- [What is asked]
Scan the records for the string "JSON"; copy each line where it occurs.

- [Entries provided]
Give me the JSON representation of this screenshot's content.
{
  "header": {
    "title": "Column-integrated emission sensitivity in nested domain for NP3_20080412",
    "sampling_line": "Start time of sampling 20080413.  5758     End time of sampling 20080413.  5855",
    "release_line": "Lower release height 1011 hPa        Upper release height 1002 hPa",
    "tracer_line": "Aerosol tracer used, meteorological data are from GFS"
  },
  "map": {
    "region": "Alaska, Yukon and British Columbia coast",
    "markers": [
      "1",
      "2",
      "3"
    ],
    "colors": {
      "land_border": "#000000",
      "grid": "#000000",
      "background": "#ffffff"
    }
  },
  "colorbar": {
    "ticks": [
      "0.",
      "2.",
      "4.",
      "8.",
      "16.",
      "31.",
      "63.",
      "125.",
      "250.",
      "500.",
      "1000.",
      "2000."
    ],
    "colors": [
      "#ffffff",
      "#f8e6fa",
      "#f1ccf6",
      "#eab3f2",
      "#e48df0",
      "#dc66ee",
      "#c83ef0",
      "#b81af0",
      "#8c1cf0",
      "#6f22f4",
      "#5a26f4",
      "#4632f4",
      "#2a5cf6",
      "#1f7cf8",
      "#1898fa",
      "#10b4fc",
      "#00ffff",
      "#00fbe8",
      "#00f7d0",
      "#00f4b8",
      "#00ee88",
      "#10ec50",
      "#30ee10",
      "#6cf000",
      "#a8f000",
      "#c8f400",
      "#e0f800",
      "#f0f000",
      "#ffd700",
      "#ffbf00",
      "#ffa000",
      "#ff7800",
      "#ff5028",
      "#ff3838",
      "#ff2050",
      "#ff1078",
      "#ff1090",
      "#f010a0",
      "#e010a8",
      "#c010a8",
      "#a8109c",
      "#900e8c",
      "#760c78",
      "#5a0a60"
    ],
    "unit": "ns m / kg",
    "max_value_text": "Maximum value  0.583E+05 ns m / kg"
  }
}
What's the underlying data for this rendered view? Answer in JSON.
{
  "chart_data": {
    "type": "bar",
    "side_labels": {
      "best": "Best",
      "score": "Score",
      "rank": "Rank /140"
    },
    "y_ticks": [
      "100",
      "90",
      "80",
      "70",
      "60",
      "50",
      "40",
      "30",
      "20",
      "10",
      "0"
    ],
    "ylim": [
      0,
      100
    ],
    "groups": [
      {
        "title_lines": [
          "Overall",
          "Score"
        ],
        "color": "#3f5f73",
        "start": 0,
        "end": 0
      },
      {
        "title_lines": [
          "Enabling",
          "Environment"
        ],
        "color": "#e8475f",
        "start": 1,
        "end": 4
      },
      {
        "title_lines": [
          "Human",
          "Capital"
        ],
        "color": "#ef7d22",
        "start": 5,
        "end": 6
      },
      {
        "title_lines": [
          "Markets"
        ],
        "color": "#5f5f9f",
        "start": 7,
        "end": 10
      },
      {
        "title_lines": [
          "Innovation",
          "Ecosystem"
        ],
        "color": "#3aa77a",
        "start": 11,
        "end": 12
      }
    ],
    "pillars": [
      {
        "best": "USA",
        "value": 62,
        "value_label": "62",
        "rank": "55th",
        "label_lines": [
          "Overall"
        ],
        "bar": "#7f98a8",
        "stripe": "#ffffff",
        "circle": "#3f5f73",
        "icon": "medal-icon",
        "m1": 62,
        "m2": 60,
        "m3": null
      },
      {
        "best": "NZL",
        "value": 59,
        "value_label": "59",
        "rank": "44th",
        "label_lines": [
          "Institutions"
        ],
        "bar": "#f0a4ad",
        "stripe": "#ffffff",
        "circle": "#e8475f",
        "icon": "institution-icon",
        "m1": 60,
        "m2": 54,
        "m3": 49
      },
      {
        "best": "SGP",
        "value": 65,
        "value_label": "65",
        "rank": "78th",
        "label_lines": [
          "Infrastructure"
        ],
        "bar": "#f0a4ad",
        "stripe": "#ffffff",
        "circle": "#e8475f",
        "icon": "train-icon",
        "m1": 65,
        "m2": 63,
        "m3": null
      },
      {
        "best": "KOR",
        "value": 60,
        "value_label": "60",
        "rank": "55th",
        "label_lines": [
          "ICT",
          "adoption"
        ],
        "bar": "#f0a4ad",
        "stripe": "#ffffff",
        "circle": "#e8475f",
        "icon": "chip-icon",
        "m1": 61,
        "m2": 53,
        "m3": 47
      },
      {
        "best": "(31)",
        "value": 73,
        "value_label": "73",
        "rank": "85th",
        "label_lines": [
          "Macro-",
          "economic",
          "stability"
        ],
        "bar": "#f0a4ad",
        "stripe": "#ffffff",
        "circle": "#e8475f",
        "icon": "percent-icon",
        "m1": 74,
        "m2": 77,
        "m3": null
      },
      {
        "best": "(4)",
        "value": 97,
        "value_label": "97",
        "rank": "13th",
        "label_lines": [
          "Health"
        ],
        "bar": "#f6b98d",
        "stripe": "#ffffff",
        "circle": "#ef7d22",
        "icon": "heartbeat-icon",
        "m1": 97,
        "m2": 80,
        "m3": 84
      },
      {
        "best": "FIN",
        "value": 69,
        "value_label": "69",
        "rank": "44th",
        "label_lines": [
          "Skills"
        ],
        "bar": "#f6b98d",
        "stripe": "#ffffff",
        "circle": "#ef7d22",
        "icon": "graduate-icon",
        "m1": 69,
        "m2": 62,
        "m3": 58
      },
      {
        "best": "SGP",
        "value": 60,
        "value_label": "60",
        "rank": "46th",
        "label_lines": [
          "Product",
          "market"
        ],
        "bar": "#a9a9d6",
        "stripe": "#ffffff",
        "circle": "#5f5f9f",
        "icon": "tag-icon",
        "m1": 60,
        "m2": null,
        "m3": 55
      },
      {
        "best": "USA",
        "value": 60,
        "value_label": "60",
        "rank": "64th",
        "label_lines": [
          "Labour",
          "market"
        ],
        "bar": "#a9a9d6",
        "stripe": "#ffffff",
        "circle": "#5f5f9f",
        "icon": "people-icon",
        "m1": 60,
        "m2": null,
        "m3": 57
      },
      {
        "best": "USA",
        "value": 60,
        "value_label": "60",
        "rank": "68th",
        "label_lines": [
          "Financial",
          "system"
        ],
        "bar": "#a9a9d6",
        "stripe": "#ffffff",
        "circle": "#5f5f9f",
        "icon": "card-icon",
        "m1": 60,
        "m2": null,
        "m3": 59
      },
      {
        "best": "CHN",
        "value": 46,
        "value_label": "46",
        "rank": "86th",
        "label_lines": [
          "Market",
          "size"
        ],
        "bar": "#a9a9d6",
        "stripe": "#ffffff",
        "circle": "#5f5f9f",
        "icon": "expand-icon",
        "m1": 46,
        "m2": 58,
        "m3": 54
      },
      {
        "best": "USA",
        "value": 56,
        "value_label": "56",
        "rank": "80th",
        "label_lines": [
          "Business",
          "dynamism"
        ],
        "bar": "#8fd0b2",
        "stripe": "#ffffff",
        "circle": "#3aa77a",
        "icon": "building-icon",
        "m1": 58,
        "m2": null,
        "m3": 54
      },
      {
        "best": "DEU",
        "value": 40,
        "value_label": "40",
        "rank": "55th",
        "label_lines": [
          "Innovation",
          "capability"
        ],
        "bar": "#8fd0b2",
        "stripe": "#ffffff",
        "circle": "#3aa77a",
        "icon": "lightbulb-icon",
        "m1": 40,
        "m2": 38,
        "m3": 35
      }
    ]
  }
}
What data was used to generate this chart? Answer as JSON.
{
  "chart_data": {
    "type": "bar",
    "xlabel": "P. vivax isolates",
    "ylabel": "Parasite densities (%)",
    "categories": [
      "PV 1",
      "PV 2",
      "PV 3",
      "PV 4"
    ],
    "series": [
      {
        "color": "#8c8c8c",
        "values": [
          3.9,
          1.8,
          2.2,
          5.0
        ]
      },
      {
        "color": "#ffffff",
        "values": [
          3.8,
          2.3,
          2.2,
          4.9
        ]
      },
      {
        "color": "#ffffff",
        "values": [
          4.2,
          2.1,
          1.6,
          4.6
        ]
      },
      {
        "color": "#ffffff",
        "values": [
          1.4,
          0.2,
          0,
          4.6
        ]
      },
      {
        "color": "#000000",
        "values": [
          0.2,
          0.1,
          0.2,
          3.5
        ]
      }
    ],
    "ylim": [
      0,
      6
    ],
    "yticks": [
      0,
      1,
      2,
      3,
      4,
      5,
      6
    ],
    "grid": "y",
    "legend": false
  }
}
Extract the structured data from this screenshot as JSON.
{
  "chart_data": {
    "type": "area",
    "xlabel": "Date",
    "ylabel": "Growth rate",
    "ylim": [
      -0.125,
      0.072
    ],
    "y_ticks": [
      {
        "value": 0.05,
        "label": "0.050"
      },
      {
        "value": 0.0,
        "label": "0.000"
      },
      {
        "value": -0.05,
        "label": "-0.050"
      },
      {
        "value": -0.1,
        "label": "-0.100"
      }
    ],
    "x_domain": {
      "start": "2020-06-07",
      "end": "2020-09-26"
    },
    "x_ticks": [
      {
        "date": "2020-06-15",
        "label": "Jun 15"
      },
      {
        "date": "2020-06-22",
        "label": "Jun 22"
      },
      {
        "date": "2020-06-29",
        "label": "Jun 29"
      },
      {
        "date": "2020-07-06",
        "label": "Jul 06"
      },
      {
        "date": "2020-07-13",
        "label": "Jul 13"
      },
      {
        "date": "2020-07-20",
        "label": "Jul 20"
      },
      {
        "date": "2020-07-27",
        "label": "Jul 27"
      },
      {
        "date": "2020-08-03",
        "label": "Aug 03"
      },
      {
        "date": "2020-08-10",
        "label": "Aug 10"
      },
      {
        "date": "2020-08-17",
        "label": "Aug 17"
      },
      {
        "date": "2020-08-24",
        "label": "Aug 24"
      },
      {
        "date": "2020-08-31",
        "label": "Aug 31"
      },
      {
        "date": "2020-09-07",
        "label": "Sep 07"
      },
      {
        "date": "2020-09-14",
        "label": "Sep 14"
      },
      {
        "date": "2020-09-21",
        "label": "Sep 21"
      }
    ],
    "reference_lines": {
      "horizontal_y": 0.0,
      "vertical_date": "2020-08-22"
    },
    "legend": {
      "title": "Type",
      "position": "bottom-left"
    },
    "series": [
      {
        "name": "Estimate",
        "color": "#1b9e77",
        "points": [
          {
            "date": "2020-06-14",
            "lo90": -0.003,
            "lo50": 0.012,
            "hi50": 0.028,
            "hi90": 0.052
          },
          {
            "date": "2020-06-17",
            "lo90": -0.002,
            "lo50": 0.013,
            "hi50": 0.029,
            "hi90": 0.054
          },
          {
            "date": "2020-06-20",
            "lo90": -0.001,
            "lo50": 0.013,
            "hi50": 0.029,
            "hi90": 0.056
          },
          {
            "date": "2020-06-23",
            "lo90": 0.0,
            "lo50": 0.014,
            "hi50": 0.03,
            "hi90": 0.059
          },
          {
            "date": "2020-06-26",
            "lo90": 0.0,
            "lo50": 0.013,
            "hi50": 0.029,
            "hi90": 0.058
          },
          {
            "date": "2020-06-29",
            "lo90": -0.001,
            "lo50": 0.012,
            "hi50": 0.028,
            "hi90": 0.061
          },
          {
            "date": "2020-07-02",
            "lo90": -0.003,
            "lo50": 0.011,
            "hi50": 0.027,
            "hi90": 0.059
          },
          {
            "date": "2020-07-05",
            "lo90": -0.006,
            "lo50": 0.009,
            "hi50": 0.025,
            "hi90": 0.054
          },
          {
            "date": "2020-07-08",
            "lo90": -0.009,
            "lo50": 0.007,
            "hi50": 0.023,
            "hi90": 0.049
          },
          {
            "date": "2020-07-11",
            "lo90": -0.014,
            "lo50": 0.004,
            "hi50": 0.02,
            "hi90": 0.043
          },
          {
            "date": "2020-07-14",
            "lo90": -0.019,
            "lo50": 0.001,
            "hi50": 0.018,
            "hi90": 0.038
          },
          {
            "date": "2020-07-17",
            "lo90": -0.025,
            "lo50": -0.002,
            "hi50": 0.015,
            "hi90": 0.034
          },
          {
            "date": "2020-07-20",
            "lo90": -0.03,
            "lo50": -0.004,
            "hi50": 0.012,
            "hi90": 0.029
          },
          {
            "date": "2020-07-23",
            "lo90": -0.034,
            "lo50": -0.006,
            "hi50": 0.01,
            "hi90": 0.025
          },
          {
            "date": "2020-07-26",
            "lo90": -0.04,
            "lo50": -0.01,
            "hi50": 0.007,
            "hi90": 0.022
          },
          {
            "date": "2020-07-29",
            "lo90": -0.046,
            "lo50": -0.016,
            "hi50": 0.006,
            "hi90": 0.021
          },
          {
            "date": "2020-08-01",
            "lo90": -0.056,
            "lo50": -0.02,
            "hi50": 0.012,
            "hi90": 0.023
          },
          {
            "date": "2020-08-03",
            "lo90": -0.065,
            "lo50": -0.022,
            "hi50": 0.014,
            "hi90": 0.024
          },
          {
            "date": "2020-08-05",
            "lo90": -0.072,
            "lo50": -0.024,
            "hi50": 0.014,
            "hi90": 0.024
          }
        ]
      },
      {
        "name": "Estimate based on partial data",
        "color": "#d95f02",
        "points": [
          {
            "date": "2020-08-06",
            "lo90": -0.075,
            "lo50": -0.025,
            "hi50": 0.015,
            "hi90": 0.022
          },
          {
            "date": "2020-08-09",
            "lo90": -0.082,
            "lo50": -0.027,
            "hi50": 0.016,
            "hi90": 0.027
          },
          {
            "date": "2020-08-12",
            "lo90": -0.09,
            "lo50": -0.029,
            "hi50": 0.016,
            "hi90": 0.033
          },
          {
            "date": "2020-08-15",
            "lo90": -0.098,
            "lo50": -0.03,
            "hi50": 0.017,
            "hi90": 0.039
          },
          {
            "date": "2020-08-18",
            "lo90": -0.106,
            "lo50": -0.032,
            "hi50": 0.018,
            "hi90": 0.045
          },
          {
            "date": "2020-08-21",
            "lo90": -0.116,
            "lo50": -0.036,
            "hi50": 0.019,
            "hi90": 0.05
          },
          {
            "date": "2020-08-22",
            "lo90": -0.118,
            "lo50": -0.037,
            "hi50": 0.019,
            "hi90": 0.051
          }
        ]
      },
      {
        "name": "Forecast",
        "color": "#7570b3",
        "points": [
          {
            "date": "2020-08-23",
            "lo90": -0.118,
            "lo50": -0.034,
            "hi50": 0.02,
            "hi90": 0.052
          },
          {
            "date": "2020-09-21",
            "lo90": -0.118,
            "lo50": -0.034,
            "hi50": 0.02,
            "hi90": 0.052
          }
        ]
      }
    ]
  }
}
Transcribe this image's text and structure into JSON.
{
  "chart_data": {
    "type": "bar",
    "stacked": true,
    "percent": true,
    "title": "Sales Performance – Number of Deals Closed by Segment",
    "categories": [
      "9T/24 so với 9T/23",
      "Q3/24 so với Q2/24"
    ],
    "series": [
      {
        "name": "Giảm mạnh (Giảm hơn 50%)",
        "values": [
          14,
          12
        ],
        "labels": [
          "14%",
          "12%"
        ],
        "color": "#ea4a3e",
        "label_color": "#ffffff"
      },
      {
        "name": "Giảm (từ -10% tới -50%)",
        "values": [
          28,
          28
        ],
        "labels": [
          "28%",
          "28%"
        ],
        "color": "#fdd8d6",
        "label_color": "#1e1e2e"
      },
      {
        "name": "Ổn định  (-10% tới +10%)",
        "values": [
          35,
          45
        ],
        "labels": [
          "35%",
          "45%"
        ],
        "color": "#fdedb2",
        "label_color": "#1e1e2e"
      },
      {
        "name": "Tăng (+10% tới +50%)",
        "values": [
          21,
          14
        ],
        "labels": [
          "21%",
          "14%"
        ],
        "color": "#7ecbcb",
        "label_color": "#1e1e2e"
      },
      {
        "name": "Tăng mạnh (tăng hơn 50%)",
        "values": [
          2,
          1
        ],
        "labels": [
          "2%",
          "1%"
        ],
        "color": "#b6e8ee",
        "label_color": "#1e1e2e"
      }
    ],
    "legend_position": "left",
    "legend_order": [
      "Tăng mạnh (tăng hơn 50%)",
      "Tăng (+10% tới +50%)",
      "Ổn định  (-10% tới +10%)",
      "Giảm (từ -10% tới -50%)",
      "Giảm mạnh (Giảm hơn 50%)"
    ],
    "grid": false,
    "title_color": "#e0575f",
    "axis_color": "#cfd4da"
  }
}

- [Written solution]
Give me the JSON representation of this screenshot's content.
What's the underlying data for this rendered view? Answer in JSON.
What data was used to generate this chart? Answer as JSON.
Extract the structured data from this screenshot as JSON.
Transcribe this image's text and structure into JSON.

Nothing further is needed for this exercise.